* EXERCISE GOAL *
Produce an exact copy of the lines from the line that contains "What's the underlying" to the end of the listing below.

:: DATA EXCERPTS

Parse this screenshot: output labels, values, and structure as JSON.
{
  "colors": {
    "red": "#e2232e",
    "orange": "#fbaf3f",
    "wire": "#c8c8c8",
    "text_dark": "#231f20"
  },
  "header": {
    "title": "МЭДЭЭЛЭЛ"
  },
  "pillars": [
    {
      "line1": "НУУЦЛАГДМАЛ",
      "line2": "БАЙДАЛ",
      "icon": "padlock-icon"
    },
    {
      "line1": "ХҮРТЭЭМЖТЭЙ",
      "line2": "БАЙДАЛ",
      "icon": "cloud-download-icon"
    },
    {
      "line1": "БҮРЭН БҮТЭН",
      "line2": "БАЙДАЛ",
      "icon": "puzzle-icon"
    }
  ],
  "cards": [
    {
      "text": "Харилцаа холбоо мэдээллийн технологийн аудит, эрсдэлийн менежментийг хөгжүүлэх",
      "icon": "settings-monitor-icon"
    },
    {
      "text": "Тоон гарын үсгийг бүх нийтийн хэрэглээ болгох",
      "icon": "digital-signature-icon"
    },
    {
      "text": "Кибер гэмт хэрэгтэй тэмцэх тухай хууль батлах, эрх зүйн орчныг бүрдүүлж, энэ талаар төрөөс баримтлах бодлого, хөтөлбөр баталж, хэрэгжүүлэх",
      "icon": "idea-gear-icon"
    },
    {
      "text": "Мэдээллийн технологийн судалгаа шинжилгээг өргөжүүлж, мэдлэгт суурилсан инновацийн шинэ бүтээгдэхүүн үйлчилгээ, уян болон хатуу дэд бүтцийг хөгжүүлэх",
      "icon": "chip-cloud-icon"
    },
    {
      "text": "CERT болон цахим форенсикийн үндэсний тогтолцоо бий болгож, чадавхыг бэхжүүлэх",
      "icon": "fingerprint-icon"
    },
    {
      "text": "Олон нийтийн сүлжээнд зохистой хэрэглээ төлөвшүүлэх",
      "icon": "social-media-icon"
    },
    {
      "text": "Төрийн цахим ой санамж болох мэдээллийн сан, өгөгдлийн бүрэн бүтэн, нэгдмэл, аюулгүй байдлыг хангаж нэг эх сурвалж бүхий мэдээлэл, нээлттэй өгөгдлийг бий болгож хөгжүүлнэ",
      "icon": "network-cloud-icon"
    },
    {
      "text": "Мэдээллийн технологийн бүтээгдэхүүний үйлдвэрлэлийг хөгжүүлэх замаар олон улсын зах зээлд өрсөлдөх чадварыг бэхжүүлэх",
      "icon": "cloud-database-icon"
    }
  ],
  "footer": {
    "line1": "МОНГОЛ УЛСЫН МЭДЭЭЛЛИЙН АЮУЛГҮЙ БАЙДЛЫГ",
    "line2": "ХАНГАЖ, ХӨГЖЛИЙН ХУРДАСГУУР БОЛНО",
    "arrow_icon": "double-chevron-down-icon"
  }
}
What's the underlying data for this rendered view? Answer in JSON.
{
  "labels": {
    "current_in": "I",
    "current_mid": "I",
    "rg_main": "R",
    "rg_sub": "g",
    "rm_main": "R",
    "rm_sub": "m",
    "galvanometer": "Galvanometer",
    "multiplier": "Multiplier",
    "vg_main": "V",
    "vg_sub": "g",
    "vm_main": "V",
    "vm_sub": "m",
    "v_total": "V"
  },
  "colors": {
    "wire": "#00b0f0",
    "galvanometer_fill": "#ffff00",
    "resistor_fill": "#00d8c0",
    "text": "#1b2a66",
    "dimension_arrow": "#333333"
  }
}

::::

* RESPONSE TO THIS EXERCISE *
What's the underlying data for this rendered view? Answer in JSON.
{
  "labels": {
    "current_in": "I",
    "current_mid": "I",
    "rg_main": "R",
    "rg_sub": "g",
    "rm_main": "R",
    "rm_sub": "m",
    "galvanometer": "Galvanometer",
    "multiplier": "Multiplier",
    "vg_main": "V",
    "vg_sub": "g",
    "vm_main": "V",
    "vm_sub": "m",
    "v_total": "V"
  },
  "colors": {
    "wire": "#00b0f0",
    "galvanometer_fill": "#ffff00",
    "resistor_fill": "#00d8c0",
    "text": "#1b2a66",
    "dimension_arrow": "#333333"
  }
}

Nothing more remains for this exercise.